All lines in the data bearing the string "have" should be identified and copied.

==== GIVEN INFORMATION

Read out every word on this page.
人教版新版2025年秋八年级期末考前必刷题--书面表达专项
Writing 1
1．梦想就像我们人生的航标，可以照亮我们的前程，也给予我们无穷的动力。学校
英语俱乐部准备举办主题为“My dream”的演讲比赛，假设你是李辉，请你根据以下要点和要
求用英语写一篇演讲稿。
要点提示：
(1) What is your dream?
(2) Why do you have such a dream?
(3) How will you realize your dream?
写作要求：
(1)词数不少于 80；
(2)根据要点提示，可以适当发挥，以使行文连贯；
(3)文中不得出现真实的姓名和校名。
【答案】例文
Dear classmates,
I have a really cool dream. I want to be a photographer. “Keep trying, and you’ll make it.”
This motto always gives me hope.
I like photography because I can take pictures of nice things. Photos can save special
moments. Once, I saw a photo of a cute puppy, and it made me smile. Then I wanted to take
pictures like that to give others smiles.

========

### FULL RESPONSE
(2) Why do you have such a dream?
I have a really cool dream. I want to be a photographer. “Keep trying, and you’ll make it.”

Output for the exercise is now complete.